### Text under study

Risk1: Privileged users or bad actors can add/remove/modify the Defender AV exclusion list and go undetected by Defender for Endpoint.

Risk2: Any user including bad actors can see the list of exclusions and can plant malware there, and go undetected by Defender for Endpoint.

Disable Exclusion Bypass

Risk1 can be mitigated by overriding the end-user exclusion list with a centralized exclusion list and that can be achieved from Intune or GPO. In Intune, Endpoint security->Antivirus->Create Policy. In Policy, Microsoft Defender Antivirus Exclusions->Disable local admin merge->Yes. Disable local merge overrides exclusion list added by end-user at the time of scanning, see the official statement from Microsoft below.

Disable local admin merge
This policy setting controls whether or not exclusion list settings configured by a local administrator are merged with managed settings. This setting applies to lists such as threats and exclusions. If you disable or do not configure this setting, unique items defined in preference settings configured by the local administrator will be merged into the resulting effective policy. In the case of conflicts, management settings will override preference settings. If you enable this setting, only items defined by management will be used in the resulting effective policy. Managed settings will override preference settings configured by the local administrator.

### Work order 1
Revise the Defender exclusion text from "Risk1: Privileged users" to "there, and go undetected by Defender for Endpoint.", replacing "Defender for Endpoint" with "Microsoft Defender for Endpoint".
### Work order 2
In the Defender exclusion text, what happens in the case of conflicts when the local admin merge setting is disabled or not configured?
### Work order 3
Pick up the Defender exclusion text after its last sentence and continue writing it.
The data plays no part in any of this work.

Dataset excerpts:
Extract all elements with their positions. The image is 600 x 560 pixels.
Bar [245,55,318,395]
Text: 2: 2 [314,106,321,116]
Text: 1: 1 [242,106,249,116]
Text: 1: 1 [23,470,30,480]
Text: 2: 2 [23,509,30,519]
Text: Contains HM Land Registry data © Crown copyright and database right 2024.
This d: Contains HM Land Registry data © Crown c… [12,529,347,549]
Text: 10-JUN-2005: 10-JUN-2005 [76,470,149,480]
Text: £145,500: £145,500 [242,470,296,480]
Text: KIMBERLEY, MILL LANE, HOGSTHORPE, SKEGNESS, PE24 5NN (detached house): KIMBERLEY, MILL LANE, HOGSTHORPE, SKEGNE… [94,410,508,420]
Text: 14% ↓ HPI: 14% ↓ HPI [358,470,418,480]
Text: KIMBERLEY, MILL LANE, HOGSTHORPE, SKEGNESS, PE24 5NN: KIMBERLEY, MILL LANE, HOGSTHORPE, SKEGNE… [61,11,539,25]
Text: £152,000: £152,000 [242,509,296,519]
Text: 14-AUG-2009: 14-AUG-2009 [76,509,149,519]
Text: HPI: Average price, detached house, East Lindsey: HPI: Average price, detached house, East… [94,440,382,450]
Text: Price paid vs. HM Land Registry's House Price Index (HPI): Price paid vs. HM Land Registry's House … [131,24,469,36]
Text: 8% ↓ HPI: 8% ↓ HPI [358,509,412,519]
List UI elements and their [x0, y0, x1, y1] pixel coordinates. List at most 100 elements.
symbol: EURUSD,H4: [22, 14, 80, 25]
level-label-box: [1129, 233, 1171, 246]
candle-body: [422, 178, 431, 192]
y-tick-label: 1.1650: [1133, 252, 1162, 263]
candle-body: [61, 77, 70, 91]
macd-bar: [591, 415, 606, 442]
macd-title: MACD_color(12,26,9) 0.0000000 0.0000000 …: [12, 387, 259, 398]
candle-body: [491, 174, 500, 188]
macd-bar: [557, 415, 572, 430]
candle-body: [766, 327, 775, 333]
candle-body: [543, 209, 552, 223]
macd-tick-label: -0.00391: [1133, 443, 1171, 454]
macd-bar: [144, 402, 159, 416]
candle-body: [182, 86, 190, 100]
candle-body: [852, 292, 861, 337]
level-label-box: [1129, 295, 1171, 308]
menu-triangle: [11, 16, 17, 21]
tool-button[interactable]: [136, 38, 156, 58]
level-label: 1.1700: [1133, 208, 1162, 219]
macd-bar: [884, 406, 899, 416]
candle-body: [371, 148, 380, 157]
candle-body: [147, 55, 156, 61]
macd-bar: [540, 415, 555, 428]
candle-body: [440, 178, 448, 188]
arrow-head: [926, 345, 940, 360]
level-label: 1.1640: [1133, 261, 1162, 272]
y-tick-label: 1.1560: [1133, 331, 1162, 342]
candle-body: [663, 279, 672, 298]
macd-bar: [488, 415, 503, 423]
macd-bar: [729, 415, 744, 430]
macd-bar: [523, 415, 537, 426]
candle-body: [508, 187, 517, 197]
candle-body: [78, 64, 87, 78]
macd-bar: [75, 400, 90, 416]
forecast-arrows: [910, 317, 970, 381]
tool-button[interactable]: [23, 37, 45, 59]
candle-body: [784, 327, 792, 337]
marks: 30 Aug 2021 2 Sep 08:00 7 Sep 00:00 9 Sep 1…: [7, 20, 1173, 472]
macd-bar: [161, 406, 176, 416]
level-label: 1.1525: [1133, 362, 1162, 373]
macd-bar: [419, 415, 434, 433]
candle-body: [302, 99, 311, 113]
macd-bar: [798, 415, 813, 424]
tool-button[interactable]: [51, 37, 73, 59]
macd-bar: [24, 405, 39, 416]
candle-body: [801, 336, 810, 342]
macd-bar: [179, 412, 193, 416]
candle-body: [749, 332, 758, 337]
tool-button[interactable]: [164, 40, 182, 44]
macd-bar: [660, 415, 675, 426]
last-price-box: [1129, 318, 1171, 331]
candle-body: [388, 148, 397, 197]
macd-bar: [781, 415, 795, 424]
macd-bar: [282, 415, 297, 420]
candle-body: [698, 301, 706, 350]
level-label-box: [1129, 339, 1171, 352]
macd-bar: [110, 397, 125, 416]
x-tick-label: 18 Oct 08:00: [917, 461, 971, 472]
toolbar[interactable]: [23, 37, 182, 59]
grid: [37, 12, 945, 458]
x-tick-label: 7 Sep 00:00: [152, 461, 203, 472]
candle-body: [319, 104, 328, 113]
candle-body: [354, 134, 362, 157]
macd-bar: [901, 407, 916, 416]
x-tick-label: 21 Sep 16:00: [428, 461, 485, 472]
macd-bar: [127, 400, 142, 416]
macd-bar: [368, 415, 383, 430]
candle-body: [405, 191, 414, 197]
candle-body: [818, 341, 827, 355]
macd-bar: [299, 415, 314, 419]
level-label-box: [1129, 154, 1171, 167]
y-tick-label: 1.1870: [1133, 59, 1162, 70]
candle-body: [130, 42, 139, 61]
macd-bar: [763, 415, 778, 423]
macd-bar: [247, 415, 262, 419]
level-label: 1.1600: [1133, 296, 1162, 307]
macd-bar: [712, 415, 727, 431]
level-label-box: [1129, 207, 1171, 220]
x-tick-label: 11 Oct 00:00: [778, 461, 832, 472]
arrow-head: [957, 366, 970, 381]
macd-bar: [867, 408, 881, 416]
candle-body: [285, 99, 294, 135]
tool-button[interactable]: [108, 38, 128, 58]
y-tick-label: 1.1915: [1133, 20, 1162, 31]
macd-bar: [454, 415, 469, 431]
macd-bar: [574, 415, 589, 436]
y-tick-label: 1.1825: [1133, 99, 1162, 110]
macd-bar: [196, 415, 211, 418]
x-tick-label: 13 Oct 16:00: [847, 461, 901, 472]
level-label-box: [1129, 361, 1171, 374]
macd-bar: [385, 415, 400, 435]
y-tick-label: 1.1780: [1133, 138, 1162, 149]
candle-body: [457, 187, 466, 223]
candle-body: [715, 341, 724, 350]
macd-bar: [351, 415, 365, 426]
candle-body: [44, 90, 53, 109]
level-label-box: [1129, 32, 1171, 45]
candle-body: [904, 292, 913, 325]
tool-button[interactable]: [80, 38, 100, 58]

### Response 1
Risk1: Privileged users or bad actors can add/remove/modify the Defender AV exclusion list and go undetected by Microsoft Defender for Endpoint.

Risk2: Any user including bad actors can see the list of exclusions and can plant malware there, and go undetected by Microsoft Defender for Endpoint.

### Response 2
Management settings override preference settings.

### Response 3
In Intune, configure should like below.

1

When the Disable local admin merge policy has not applied to the devices then it looks like the below.

2

Once the policy will be applied to the devices then it looks like the below. But still, anyone who has access to the devices can see the list of exclusions that are implemented by the admin.

3

MDE Detection Rule

If you have not applied this policy or a group of devices are excluded from this policy then we can create a detection rule that will generate an alert whenever anyone tries to add/remove/modify the exclusion list. Below is the advance hunting query for the detection rule.

DeviceRegistryEvents 
| where ActionType == "RegistryValueSet"
| where RegistryKey startswith 'HKEY_LOCAL_MACHINE\\SOFTWARE\\Microsoft\\Windows Defender\\Exclusions' 

Query output looks like the below.

4

The detection rule will generate alerts like the one below.

5

Risk2: Currently, there is no solution for this risk and it is a weakness of the Defender AV. As per Microsoft, this risk will be fixed in upcoming updates.